● WHAT YOU NEED TO DO:
Copy the records from their first line through the line containing "x-tick-label: 2010: [101, 510, 114, 538]", swapping every "bar-media-nazionale" for "bar-national-mean" and keeping everything else unchanged.

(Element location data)
◆ ◆ ◆ ◆ ◆ ◆ ◆

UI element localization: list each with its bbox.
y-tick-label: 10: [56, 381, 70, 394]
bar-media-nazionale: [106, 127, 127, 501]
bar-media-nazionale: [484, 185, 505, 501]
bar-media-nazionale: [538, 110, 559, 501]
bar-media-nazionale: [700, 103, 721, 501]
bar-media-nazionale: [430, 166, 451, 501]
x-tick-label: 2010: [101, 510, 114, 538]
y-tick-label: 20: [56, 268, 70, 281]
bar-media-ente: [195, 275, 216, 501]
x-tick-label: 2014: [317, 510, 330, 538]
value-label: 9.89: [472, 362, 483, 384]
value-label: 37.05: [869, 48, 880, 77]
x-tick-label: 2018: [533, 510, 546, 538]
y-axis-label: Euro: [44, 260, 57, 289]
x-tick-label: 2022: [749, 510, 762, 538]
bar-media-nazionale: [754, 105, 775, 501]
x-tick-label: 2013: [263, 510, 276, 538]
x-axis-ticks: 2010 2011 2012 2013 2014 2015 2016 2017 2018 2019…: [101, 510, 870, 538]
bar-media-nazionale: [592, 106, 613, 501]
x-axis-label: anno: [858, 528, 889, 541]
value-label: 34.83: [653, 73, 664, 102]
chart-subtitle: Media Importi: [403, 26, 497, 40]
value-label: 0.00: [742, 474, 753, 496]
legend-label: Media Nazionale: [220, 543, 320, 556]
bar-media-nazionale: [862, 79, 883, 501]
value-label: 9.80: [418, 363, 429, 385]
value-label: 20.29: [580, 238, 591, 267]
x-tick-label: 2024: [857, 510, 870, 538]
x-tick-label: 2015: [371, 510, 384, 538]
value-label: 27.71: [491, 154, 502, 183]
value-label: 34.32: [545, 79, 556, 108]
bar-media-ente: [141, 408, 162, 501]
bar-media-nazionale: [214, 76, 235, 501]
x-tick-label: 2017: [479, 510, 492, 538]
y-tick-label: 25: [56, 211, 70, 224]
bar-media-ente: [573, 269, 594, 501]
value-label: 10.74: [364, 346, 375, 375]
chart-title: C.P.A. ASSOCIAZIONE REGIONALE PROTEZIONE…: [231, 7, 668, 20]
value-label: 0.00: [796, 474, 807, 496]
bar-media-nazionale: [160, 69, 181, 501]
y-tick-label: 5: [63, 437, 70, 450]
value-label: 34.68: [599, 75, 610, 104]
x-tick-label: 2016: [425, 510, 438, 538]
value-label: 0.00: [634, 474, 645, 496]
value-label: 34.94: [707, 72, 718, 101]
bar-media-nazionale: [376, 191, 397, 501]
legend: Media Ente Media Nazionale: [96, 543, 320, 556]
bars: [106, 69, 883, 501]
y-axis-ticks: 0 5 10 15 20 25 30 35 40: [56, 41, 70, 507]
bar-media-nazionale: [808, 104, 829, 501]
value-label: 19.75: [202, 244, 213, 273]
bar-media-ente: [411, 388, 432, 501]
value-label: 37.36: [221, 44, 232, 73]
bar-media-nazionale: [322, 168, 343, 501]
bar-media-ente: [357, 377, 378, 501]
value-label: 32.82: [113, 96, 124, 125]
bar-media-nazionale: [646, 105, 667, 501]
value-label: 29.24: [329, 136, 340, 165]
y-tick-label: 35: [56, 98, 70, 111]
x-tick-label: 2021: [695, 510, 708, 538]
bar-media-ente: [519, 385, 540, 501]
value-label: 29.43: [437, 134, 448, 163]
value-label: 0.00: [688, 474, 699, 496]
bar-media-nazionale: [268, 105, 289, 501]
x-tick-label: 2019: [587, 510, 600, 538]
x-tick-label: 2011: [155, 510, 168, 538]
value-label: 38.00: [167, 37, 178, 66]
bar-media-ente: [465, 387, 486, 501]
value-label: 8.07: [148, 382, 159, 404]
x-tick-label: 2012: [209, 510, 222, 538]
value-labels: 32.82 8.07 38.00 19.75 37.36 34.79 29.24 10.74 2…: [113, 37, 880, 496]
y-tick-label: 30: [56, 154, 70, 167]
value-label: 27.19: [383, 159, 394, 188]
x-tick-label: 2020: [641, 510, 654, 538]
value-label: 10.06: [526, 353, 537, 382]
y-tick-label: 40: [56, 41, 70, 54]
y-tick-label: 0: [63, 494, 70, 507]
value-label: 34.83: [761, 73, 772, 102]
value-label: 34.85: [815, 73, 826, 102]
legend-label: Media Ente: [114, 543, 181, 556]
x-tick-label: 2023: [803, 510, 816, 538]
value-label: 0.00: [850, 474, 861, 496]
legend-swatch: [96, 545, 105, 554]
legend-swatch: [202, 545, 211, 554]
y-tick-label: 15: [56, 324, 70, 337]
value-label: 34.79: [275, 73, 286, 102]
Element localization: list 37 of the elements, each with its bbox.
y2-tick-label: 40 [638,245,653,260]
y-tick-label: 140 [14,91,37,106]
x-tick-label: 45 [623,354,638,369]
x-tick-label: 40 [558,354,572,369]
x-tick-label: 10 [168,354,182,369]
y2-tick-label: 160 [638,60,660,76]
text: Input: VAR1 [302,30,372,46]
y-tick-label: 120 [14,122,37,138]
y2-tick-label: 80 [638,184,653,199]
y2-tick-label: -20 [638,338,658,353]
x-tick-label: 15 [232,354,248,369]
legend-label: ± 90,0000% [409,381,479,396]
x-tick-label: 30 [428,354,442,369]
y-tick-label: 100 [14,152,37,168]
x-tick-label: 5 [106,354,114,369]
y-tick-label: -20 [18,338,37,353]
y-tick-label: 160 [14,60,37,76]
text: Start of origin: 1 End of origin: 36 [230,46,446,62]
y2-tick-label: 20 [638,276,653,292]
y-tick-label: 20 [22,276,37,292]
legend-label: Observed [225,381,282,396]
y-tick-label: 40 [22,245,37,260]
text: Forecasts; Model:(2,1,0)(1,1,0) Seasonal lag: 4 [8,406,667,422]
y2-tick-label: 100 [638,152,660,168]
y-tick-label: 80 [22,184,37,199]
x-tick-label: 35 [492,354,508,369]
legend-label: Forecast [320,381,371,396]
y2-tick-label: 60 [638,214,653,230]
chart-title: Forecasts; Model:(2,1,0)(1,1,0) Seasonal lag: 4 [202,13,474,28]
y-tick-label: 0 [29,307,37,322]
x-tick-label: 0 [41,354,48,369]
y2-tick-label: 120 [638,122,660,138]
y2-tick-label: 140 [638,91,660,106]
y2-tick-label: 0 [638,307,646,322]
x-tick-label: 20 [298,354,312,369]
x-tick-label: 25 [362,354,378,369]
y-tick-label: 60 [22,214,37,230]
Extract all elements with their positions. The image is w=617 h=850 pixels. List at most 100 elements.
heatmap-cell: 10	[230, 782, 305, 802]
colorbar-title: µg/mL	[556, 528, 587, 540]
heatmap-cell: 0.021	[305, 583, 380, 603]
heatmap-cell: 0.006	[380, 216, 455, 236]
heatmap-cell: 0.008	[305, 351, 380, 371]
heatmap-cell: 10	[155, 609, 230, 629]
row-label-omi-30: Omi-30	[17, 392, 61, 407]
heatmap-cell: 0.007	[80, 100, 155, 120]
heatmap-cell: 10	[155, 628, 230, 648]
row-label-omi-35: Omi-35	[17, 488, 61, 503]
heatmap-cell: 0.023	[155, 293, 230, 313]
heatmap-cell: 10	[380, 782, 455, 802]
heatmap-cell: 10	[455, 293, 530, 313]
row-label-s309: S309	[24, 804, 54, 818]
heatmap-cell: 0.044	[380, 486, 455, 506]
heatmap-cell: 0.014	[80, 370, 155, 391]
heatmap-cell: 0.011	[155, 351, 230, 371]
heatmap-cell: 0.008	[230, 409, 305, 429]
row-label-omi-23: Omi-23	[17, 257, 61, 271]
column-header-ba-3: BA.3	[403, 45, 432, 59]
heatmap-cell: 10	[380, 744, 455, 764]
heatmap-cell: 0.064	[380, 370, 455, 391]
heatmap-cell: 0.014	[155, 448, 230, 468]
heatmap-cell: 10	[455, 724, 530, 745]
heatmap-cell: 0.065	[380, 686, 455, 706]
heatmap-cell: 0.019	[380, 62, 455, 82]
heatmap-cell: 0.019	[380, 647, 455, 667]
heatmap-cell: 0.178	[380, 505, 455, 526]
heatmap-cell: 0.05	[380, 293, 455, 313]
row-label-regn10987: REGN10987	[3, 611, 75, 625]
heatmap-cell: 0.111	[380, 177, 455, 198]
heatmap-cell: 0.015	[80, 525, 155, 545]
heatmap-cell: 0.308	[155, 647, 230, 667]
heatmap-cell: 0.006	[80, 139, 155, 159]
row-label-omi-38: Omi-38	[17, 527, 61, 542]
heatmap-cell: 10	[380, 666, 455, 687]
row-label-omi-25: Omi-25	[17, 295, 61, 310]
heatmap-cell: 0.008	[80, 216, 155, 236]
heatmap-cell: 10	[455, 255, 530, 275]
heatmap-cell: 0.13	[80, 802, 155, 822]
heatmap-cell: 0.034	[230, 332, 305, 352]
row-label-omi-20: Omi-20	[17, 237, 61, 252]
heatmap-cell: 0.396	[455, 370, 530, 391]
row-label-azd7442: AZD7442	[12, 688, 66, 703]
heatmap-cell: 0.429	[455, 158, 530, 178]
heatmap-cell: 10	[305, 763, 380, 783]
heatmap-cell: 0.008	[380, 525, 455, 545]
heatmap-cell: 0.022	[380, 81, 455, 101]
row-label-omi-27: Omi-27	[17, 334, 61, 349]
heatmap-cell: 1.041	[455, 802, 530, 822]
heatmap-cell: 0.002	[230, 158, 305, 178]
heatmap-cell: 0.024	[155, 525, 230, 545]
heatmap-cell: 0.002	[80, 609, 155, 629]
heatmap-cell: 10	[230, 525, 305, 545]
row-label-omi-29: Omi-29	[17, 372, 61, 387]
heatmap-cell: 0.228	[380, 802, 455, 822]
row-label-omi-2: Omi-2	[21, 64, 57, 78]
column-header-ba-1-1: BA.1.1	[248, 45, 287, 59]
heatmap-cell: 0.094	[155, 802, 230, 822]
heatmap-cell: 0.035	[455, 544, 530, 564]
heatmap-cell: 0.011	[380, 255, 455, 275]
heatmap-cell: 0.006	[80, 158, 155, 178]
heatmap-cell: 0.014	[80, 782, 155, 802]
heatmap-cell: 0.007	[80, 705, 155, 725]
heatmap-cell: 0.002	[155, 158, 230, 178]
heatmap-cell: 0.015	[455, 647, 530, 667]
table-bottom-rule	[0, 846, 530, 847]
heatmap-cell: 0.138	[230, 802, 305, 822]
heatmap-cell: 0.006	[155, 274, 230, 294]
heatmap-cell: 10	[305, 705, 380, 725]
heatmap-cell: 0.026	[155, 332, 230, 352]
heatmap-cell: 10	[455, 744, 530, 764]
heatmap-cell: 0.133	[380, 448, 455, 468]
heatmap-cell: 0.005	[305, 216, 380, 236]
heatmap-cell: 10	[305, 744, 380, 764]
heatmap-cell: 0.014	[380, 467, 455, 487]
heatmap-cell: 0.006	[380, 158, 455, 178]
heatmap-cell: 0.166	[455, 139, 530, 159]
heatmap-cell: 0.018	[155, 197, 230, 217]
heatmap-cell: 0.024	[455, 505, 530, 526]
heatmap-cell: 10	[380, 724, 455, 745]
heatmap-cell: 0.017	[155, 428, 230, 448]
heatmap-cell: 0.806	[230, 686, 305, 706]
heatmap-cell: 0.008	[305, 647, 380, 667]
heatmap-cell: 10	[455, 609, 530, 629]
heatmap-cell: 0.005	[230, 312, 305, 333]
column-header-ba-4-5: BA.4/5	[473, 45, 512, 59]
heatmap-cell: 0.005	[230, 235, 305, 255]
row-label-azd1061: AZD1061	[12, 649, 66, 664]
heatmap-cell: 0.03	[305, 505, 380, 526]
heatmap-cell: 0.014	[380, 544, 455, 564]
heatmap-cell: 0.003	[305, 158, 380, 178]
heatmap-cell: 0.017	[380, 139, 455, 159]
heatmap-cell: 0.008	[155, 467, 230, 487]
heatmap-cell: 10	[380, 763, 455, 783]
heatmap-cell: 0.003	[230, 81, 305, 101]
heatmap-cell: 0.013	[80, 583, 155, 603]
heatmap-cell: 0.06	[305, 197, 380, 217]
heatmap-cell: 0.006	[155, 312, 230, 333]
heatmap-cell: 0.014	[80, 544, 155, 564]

◆ ◆ ◆ ◆ ◆ ◆ ◆

● WRITTEN RESPONSE:
UI element localization: list each with its bbox.
y-tick-label: 10: [56, 381, 70, 394]
bar-national-mean: [106, 127, 127, 501]
bar-national-mean: [484, 185, 505, 501]
bar-national-mean: [538, 110, 559, 501]
bar-national-mean: [700, 103, 721, 501]
bar-national-mean: [430, 166, 451, 501]
x-tick-label: 2010: [101, 510, 114, 538]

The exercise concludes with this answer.